━━ EXTRACTED DATA ━━

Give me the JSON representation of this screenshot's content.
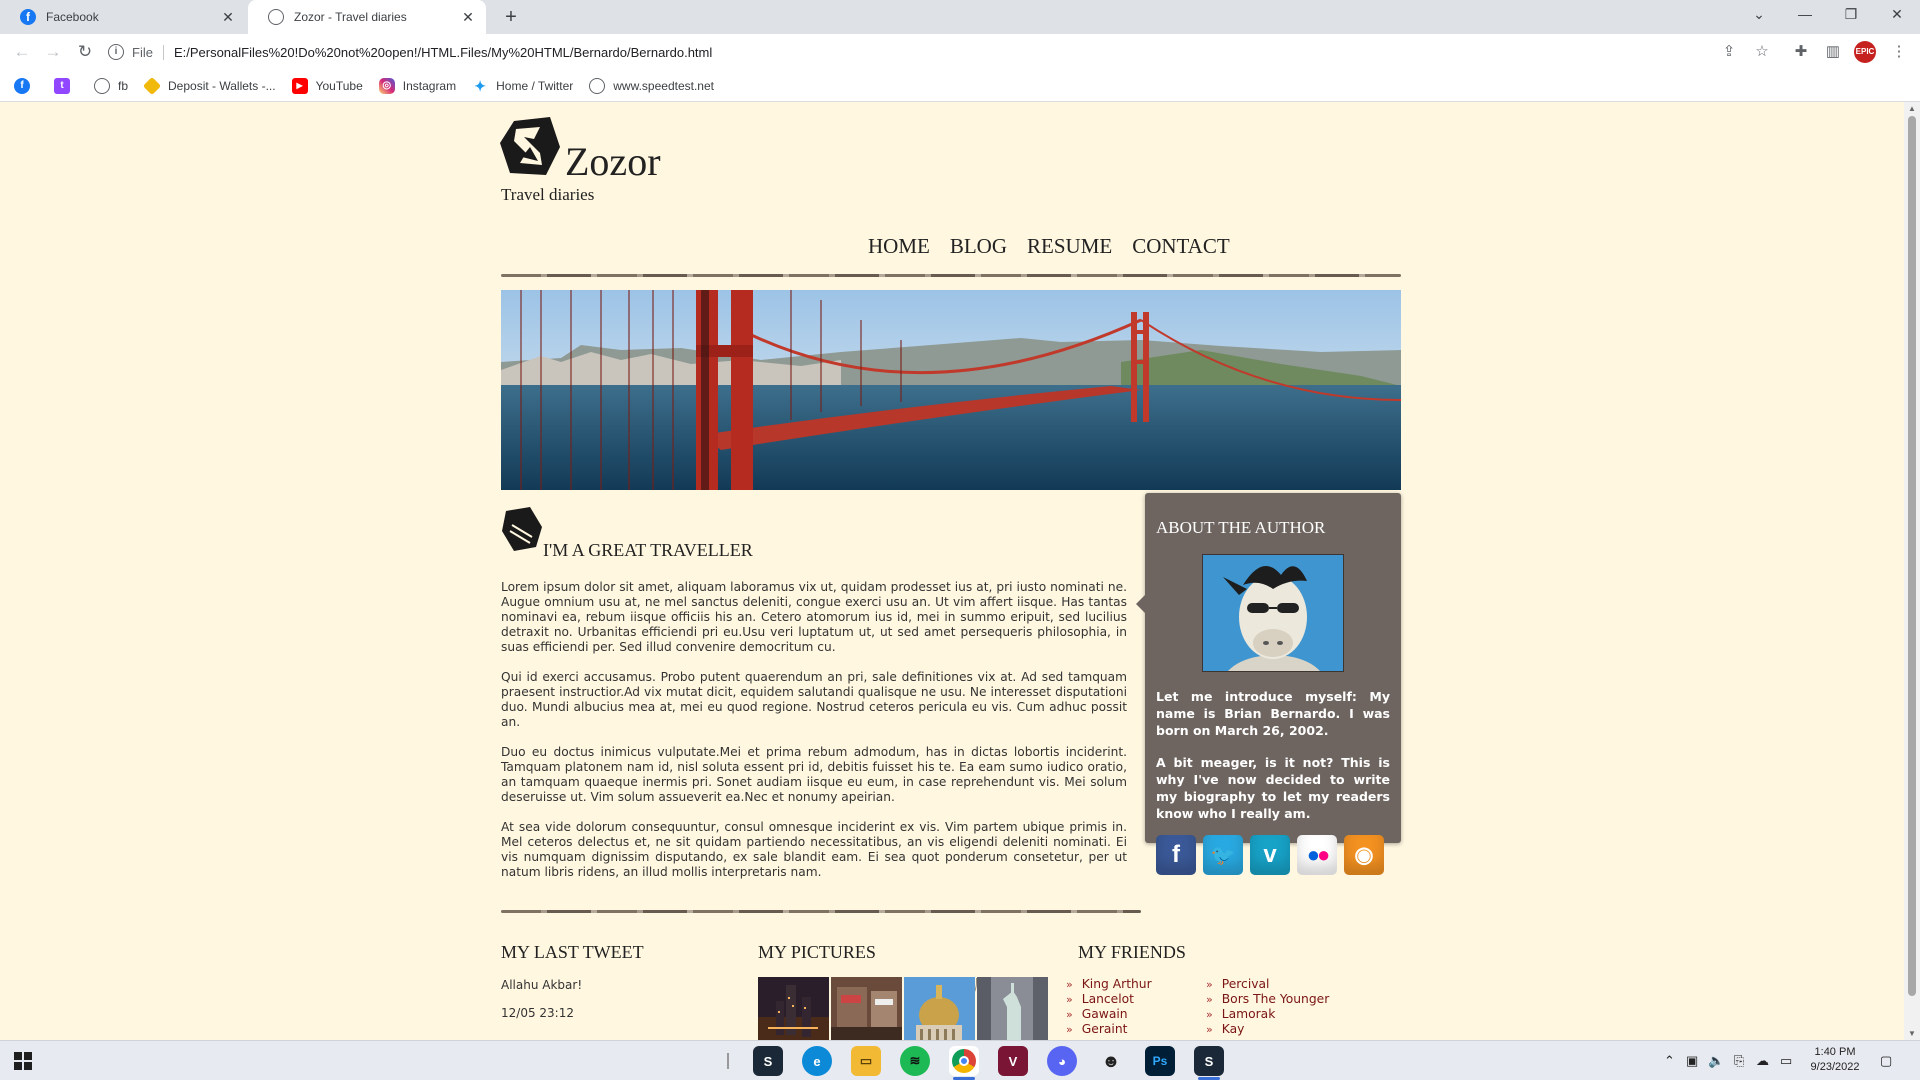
{
  "browser": {
    "tabs": [
      {
        "label": "Facebook",
        "favicon_color": "#1877f2",
        "active": false
      },
      {
        "label": "Zozor - Travel diaries",
        "favicon_color": "#5f6368",
        "active": true
      }
    ],
    "url_scheme": "File",
    "url": "E:/PersonalFiles%20!Do%20not%20open!/HTML.Files/My%20HTML/Bernardo/Bernardo.html",
    "bookmarks": [
      {
        "label": "",
        "icon": "facebook-icon",
        "color": "#1877f2"
      },
      {
        "label": "",
        "icon": "twitch-icon",
        "color": "#9146ff"
      },
      {
        "label": "fb",
        "icon": "globe-icon",
        "color": "#5f6368"
      },
      {
        "label": "Deposit - Wallets -...",
        "icon": "binance-icon",
        "color": "#f0b90b"
      },
      {
        "label": "YouTube",
        "icon": "youtube-icon",
        "color": "#ff0000"
      },
      {
        "label": "Instagram",
        "icon": "instagram-icon",
        "color": "#d6249f"
      },
      {
        "label": "Home / Twitter",
        "icon": "twitter-icon",
        "color": "#1d9bf0"
      },
      {
        "label": "www.speedtest.net",
        "icon": "globe-icon",
        "color": "#5f6368"
      }
    ]
  },
  "site": {
    "brand": "Zozor",
    "tagline": "Travel diaries",
    "nav": [
      "HOME",
      "BLOG",
      "RESUME",
      "CONTACT"
    ],
    "section_title": "I'M A GREAT TRAVELLER",
    "paragraphs": [
      "Lorem ipsum dolor sit amet, aliquam laboramus vix ut, quidam prodesset ius at, pri iusto nominati ne. Augue omnium usu at, ne mel sanctus deleniti, congue exerci usu an. Ut vim affert iisque. Has tantas nominavi ea, rebum iisque officiis his an. Cetero atomorum ius id, mei in summo eripuit, sed lucilius detraxit no. Urbanitas efficiendi pri eu.Usu veri luptatum ut, ut sed amet persequeris philosophia, in suas efficiendi per. Sed illud convenire democritum cu.",
      "Qui id exerci accusamus. Probo putent quaerendum an pri, sale definitiones vix at. Ad sed tamquam praesent instructior.Ad vix mutat dicit, equidem salutandi qualisque ne usu. Ne interesset disputationi duo. Mundi albucius mea at, mei eu quod regione. Nostrud ceteros pericula eu vis. Cum adhuc possit an.",
      "Duo eu doctus inimicus vulputate.Mei et prima rebum admodum, has in dictas lobortis inciderint. Tamquam platonem nam id, nisl soluta essent pri id, debitis fuisset his te. Ea eam sumo iudico oratio, an tamquam quaeque inermis pri. Sonet audiam iisque eu eum, in case reprehendunt vis. Mei solum deseruisse ut. Vim solum assueverit ea.Nec et nonumy apeirian.",
      "At sea vide dolorum consequuntur, consul omnesque inciderint ex vis. Vim partem ubique primis in. Mel ceteros delectus et, ne sit quidam partiendo necessitatibus, an vis eligendi deleniti nominati. Ei vis numquam dignissim disputando, ex sale blandit eam. Ei sea quot ponderum consetetur, per ut natum libris ridens, an illud mollis interpretaris nam."
    ],
    "author": {
      "title": "ABOUT THE AUTHOR",
      "p1": "Let me introduce myself: My name is Brian Bernardo. I was born on March 26, 2002.",
      "p2": "A bit meager, is it not? This is why I've now decided to write my biography to let my readers know who I really am.",
      "socials": [
        {
          "name": "facebook-icon",
          "glyph": "f",
          "color": "#3b5998"
        },
        {
          "name": "twitter-icon",
          "glyph": "t",
          "color": "#29a9e1"
        },
        {
          "name": "vimeo-icon",
          "glyph": "v",
          "color": "#17a2c7"
        },
        {
          "name": "flickr-icon",
          "glyph": "••",
          "color": "#ffffff"
        },
        {
          "name": "rss-icon",
          "glyph": ")",
          "color": "#f39121"
        }
      ]
    },
    "footer": {
      "tweet_title": "MY LAST TWEET",
      "tweet_text": "Allahu Akbar!",
      "tweet_time": "12/05 23:12",
      "pictures_title": "MY PICTURES",
      "friends_title": "MY FRIENDS",
      "friends_col1": [
        "King Arthur",
        "Lancelot",
        "Gawain",
        "Geraint"
      ],
      "friends_col2": [
        "Percival",
        "Bors The Younger",
        "Lamorak",
        "Kay"
      ]
    }
  },
  "taskbar": {
    "apps": [
      {
        "name": "steam-taskbar-icon",
        "color": "#1b2838",
        "glyph": "S",
        "underline": false
      },
      {
        "name": "edge-taskbar-icon",
        "color": "#0c8ad8",
        "glyph": "e",
        "underline": false
      },
      {
        "name": "file-explorer-taskbar-icon",
        "color": "#f2b935",
        "glyph": "▭",
        "underline": false
      },
      {
        "name": "spotify-taskbar-icon",
        "color": "#1db954",
        "glyph": "≋",
        "underline": false
      },
      {
        "name": "chrome-taskbar-icon",
        "color": "#db4437",
        "glyph": "◉",
        "underline": true
      },
      {
        "name": "app-taskbar-icon",
        "color": "#7a1535",
        "glyph": "V",
        "underline": false
      },
      {
        "name": "discord-taskbar-icon",
        "color": "#5865f2",
        "glyph": "◕",
        "underline": false
      },
      {
        "name": "game-taskbar-icon",
        "color": "#222222",
        "glyph": "☻",
        "underline": false
      },
      {
        "name": "photoshop-taskbar-icon",
        "color": "#001e36",
        "glyph": "Ps",
        "underline": false
      },
      {
        "name": "steam2-taskbar-icon",
        "color": "#1b2838",
        "glyph": "S",
        "underline": true
      }
    ],
    "time": "1:40 PM",
    "date": "9/23/2022"
  }
}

━━━

* **DIRECTIONS**: The entries above are to be returned exactly, without their pictures.

* **ANSWER**:
Give me the JSON representation of this screenshot's content.
{
  "browser": {
    "tabs": [
      {
        "label": "Facebook",
        "favicon_color": "#1877f2",
        "active": false
      },
      {
        "label": "Zozor - Travel diaries",
        "favicon_color": "#5f6368",
        "active": true
      }
    ],
    "url_scheme": "File",
    "url": "E:/PersonalFiles%20!Do%20not%20open!/HTML.Files/My%20HTML/Bernardo/Bernardo.html",
    "bookmarks": [
      {
        "label": "",
        "icon": "facebook-icon",
        "color": "#1877f2"
      },
      {
        "label": "",
        "icon": "twitch-icon",
        "color": "#9146ff"
      },
      {
        "label": "fb",
        "icon": "globe-icon",
        "color": "#5f6368"
      },
      {
        "label": "Deposit - Wallets -...",
        "icon": "binance-icon",
        "color": "#f0b90b"
      },
      {
        "label": "YouTube",
        "icon": "youtube-icon",
        "color": "#ff0000"
      },
      {
        "label": "Instagram",
        "icon": "instagram-icon",
        "color": "#d6249f"
      },
      {
        "label": "Home / Twitter",
        "icon": "twitter-icon",
        "color": "#1d9bf0"
      },
      {
        "label": "www.speedtest.net",
        "icon": "globe-icon",
        "color": "#5f6368"
      }
    ]
  },
  "site": {
    "brand": "Zozor",
    "tagline": "Travel diaries",
    "nav": [
      "HOME",
      "BLOG",
      "RESUME",
      "CONTACT"
    ],
    "section_title": "I'M A GREAT TRAVELLER",
    "paragraphs": [
      "Lorem ipsum dolor sit amet, aliquam laboramus vix ut, quidam prodesset ius at, pri iusto nominati ne. Augue omnium usu at, ne mel sanctus deleniti, congue exerci usu an. Ut vim affert iisque. Has tantas nominavi ea, rebum iisque officiis his an. Cetero atomorum ius id, mei in summo eripuit, sed lucilius detraxit no. Urbanitas efficiendi pri eu.Usu veri luptatum ut, ut sed amet persequeris philosophia, in suas efficiendi per. Sed illud convenire democritum cu.",
      "Qui id exerci accusamus. Probo putent quaerendum an pri, sale definitiones vix at. Ad sed tamquam praesent instructior.Ad vix mutat dicit, equidem salutandi qualisque ne usu. Ne interesset disputationi duo. Mundi albucius mea at, mei eu quod regione. Nostrud ceteros pericula eu vis. Cum adhuc possit an.",
      "Duo eu doctus inimicus vulputate.Mei et prima rebum admodum, has in dictas lobortis inciderint. Tamquam platonem nam id, nisl soluta essent pri id, debitis fuisset his te. Ea eam sumo iudico oratio, an tamquam quaeque inermis pri. Sonet audiam iisque eu eum, in case reprehendunt vis. Mei solum deseruisse ut. Vim solum assueverit ea.Nec et nonumy apeirian.",
      "At sea vide dolorum consequuntur, consul omnesque inciderint ex vis. Vim partem ubique primis in. Mel ceteros delectus et, ne sit quidam partiendo necessitatibus, an vis eligendi deleniti nominati. Ei vis numquam dignissim disputando, ex sale blandit eam. Ei sea quot ponderum consetetur, per ut natum libris ridens, an illud mollis interpretaris nam."
    ],
    "author": {
      "title": "ABOUT THE AUTHOR",
      "p1": "Let me introduce myself: My name is Brian Bernardo. I was born on March 26, 2002.",
      "p2": "A bit meager, is it not? This is why I've now decided to write my biography to let my readers know who I really am.",
      "socials": [
        {
          "name": "facebook-icon",
          "glyph": "f",
          "color": "#3b5998"
        },
        {
          "name": "twitter-icon",
          "glyph": "t",
          "color": "#29a9e1"
        },
        {
          "name": "vimeo-icon",
          "glyph": "v",
          "color": "#17a2c7"
        },
        {
          "name": "flickr-icon",
          "glyph": "••",
          "color": "#ffffff"
        },
        {
          "name": "rss-icon",
          "glyph": ")",
          "color": "#f39121"
        }
      ]
    },
    "footer": {
      "tweet_title": "MY LAST TWEET",
      "tweet_text": "Allahu Akbar!",
      "tweet_time": "12/05 23:12",
      "pictures_title": "MY PICTURES",
      "friends_title": "MY FRIENDS",
      "friends_col1": [
        "King Arthur",
        "Lancelot",
        "Gawain",
        "Geraint"
      ],
      "friends_col2": [
        "Percival",
        "Bors The Younger",
        "Lamorak",
        "Kay"
      ]
    }
  },
  "taskbar": {
    "apps": [
      {
        "name": "steam-taskbar-icon",
        "color": "#1b2838",
        "glyph": "S",
        "underline": false
      },
      {
        "name": "edge-taskbar-icon",
        "color": "#0c8ad8",
        "glyph": "e",
        "underline": false
      },
      {
        "name": "file-explorer-taskbar-icon",
        "color": "#f2b935",
        "glyph": "▭",
        "underline": false
      },
      {
        "name": "spotify-taskbar-icon",
        "color": "#1db954",
        "glyph": "≋",
        "underline": false
      },
      {
        "name": "chrome-taskbar-icon",
        "color": "#db4437",
        "glyph": "◉",
        "underline": true
      },
      {
        "name": "app-taskbar-icon",
        "color": "#7a1535",
        "glyph": "V",
        "underline": false
      },
      {
        "name": "discord-taskbar-icon",
        "color": "#5865f2",
        "glyph": "◕",
        "underline": false
      },
      {
        "name": "game-taskbar-icon",
        "color": "#222222",
        "glyph": "☻",
        "underline": false
      },
      {
        "name": "photoshop-taskbar-icon",
        "color": "#001e36",
        "glyph": "Ps",
        "underline": false
      },
      {
        "name": "steam2-taskbar-icon",
        "color": "#1b2838",
        "glyph": "S",
        "underline": true
      }
    ],
    "time": "1:40 PM",
    "date": "9/23/2022"
  }
}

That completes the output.